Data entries
>>>>>

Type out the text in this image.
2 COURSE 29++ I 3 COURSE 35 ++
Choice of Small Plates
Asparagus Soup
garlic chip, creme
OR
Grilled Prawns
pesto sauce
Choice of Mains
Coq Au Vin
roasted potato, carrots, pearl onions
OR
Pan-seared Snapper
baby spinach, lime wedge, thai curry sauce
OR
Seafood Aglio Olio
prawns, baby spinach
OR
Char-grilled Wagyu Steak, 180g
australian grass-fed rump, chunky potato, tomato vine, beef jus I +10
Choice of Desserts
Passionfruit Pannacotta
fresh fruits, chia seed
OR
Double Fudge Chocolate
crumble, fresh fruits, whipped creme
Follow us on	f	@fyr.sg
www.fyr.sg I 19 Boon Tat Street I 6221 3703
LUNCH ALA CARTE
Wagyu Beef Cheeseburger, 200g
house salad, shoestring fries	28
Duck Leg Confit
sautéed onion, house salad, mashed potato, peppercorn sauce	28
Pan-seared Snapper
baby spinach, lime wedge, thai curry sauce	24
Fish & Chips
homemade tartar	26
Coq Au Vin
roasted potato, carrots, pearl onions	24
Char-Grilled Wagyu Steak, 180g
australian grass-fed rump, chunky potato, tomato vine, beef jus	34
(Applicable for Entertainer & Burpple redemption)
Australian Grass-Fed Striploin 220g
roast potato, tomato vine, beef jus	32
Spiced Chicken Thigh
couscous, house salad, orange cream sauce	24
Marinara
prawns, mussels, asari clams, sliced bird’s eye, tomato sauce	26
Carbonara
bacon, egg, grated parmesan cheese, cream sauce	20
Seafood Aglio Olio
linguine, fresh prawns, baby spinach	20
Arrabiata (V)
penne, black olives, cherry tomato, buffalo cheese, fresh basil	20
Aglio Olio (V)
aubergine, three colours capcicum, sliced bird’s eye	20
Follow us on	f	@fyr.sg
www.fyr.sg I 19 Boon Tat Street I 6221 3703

<<<<<

§ WHAT IS EXPECTED
Find the word "Steak" in the data and show each line that holds it.

§ PROBLEM SOLUTION
Char-grilled Wagyu Steak, 180g
Char-Grilled Wagyu Steak, 180g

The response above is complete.